課題の条件:
混成文化についての文章を読み、次の1.〜3.が文章の内容と合っているかどうか、「はい」か「いいえ」で答えてください。それぞれ、決め手になる文章中の言葉をそのまま引用してください。
1. 青木保は、のちに文化庁長官を務めた。
2. 「混成」という言葉は、老子の『道徳経』から取られた。
3. 日本文化を「混成文化」とする指摘は、約50年前に生まれた。

抜粋した文章:
==============================

【21-03】混成文化再発見
2021年03月03日
王敏(Wang Min):拓殖大学・昭和女子大学客員教授
法政大学名誉教授
国立新美術館評議委員
治水神・禹王研究会顧問
日本アジア共同体文化協力機構参与
日中そして日本文化と世界の角度から日本文化の性格と特質を追究していくと、青木保という文化人類学者の学説に辿り着きます。後に文化庁長官もお務めになられた青木保先生が、日本文化の特質を「混成文化」という定義で提示されました。この日本文化の特徴に対する日本人による指摘は、今から約30年前に生まれたものの、日本人自身にはそれほど認識されることなく、また検討もされていないと思われます。無論、そもそも「混成文化」の意味についてあまり注意が払われず、考察も足りないような気が致します。
「混成文化」を言い換えれば、ミックス文化とも理解されます。では、なぜ「混成」という言葉を使ったのか。青木先生によれば、老子の『道徳経』から抽出して充てたそうです。『道徳経』の中には、万物共生という意味での「万物混成」という概念が提示されています。青木先生は岩波書店から発刊された『多文化世界』という本の中で、この言葉を日本文化の特質として活用し、世界に向けて「混成文化」の日本を発信し始めました。

==============================

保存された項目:
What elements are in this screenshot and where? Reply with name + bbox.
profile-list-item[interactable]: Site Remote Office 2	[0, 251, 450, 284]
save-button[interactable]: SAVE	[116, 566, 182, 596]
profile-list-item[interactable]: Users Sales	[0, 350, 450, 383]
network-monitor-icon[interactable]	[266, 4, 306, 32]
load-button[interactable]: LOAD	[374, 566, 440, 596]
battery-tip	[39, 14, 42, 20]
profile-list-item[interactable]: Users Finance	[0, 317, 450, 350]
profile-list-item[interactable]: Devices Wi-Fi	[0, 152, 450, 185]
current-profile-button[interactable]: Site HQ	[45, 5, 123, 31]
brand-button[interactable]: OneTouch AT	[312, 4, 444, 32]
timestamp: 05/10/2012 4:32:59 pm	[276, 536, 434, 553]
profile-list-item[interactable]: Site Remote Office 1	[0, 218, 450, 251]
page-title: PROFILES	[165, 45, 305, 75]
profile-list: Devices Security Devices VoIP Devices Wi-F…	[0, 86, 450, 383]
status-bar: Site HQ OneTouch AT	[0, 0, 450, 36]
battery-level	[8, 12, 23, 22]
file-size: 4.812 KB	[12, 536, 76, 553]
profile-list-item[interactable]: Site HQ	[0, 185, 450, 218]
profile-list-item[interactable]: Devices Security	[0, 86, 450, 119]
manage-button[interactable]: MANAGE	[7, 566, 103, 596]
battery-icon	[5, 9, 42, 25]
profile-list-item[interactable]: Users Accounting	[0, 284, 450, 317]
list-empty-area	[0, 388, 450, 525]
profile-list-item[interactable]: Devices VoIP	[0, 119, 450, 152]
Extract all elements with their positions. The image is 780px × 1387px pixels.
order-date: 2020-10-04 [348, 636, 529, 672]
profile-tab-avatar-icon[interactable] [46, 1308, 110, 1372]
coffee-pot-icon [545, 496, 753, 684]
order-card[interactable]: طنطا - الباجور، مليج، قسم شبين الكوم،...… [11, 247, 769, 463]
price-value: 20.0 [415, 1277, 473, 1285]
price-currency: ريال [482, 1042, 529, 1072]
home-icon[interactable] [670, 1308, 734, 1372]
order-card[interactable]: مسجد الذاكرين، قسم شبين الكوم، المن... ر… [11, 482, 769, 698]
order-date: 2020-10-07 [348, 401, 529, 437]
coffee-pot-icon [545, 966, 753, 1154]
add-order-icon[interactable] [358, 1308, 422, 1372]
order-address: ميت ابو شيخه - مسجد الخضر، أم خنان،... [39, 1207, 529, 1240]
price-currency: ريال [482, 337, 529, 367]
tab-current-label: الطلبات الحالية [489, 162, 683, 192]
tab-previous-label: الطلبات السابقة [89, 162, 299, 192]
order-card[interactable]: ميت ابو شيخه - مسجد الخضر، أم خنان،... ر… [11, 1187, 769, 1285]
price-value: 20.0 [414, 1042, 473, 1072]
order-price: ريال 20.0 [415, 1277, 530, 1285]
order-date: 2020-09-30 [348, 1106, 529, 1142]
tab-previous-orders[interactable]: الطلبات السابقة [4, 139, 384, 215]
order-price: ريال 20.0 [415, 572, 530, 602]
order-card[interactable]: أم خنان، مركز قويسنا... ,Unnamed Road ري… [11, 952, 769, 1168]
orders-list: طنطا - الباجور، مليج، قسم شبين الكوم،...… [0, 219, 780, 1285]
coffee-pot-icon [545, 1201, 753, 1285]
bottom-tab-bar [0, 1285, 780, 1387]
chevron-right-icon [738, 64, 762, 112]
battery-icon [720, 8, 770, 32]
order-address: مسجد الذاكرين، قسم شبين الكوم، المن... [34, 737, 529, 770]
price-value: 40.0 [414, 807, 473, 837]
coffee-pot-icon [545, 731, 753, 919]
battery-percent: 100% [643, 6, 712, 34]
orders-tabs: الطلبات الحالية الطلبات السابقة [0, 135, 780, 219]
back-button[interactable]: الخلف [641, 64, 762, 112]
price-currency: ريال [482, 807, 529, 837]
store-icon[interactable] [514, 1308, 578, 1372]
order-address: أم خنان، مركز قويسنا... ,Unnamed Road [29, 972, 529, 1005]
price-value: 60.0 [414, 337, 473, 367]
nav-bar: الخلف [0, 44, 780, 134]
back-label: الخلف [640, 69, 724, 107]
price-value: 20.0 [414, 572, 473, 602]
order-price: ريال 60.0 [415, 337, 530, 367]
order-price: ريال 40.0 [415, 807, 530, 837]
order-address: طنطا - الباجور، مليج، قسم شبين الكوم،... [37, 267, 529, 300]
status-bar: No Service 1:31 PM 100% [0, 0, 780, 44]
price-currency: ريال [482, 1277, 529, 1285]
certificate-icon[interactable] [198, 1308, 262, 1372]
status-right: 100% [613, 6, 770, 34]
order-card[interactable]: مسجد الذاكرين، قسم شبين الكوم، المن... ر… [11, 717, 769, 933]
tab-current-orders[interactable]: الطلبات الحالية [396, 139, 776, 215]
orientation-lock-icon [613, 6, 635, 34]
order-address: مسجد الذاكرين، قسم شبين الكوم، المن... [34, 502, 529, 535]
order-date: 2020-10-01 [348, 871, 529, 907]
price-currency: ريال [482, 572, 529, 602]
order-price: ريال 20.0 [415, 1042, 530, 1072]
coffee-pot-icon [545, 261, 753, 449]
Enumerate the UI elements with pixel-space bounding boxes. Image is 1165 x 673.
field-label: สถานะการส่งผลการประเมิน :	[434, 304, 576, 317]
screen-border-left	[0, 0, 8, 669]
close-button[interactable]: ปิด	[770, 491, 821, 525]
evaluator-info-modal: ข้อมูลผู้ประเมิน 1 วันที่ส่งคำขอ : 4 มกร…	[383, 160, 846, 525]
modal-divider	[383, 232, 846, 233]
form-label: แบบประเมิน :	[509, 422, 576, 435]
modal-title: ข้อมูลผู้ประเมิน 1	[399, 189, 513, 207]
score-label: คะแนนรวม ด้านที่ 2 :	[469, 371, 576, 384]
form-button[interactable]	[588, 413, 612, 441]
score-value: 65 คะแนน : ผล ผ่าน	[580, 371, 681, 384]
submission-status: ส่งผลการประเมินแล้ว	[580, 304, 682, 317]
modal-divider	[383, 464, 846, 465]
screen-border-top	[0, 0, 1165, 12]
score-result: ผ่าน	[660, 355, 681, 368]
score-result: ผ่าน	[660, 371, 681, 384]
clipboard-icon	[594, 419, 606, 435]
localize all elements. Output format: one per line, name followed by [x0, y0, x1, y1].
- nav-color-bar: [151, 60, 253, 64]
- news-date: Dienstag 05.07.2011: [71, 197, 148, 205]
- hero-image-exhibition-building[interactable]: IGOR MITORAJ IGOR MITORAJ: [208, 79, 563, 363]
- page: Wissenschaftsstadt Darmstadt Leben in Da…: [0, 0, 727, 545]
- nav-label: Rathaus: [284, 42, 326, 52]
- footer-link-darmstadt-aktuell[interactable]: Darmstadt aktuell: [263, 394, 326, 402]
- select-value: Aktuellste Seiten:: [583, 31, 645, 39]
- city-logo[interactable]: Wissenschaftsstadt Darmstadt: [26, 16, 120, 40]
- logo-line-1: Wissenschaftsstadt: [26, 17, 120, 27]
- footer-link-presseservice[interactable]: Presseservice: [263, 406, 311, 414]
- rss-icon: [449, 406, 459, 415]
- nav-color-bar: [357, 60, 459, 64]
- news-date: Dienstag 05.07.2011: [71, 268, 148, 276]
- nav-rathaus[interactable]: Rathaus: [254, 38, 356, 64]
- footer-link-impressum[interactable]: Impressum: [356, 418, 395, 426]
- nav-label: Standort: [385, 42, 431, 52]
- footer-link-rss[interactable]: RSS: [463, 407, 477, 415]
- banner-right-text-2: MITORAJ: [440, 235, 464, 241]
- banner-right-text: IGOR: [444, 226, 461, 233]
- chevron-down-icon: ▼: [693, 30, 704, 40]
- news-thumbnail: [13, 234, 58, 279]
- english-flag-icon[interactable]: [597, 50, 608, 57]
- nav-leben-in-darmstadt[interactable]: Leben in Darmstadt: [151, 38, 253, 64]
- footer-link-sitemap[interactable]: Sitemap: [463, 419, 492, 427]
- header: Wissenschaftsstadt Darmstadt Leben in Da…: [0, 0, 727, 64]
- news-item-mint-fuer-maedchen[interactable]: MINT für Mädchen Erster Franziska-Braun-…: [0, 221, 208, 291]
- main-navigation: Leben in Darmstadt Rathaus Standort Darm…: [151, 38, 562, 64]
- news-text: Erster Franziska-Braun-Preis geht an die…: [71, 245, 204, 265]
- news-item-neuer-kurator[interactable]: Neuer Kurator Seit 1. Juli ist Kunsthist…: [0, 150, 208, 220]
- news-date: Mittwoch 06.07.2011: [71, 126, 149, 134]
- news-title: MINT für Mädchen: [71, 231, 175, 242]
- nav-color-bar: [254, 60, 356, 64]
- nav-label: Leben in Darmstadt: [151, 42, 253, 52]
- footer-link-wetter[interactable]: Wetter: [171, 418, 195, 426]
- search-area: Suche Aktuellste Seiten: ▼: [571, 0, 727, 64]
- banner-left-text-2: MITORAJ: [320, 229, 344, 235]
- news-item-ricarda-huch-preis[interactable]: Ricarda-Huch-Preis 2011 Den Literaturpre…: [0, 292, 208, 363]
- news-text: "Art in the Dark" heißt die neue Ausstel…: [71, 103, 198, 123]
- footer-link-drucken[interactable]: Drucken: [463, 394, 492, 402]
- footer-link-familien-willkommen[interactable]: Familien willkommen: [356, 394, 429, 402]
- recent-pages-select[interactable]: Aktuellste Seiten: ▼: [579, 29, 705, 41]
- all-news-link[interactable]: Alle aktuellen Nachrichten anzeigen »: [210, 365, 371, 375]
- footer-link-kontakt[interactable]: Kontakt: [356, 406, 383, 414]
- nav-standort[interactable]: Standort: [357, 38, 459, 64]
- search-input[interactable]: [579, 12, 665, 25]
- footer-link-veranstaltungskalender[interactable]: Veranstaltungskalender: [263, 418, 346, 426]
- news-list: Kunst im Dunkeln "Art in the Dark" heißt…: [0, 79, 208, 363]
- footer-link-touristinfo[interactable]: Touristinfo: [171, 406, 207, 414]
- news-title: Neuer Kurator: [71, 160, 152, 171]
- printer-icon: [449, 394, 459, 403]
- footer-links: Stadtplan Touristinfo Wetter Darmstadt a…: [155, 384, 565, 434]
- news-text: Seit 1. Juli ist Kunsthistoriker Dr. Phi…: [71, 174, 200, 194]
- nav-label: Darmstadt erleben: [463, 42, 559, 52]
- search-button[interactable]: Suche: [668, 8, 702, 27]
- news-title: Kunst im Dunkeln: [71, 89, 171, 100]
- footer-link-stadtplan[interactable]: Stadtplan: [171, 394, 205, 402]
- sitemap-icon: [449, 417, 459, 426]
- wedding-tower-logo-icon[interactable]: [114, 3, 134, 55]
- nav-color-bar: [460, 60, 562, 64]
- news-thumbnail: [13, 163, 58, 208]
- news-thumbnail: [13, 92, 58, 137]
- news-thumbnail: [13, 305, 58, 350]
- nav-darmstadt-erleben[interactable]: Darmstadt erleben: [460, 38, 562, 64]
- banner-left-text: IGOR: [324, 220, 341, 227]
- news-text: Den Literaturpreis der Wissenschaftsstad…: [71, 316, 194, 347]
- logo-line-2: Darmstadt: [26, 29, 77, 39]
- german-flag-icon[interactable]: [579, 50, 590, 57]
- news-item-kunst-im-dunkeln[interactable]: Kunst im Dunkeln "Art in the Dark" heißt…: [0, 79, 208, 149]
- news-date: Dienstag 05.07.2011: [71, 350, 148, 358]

==============================

解答例:
1. はい:「後に文化庁長官もお務めになられた青木保先生」
2. はい:「老子の『道徳経』から抽出して充てたそうです」
3. いいえ:「今から約30年前に生まれた」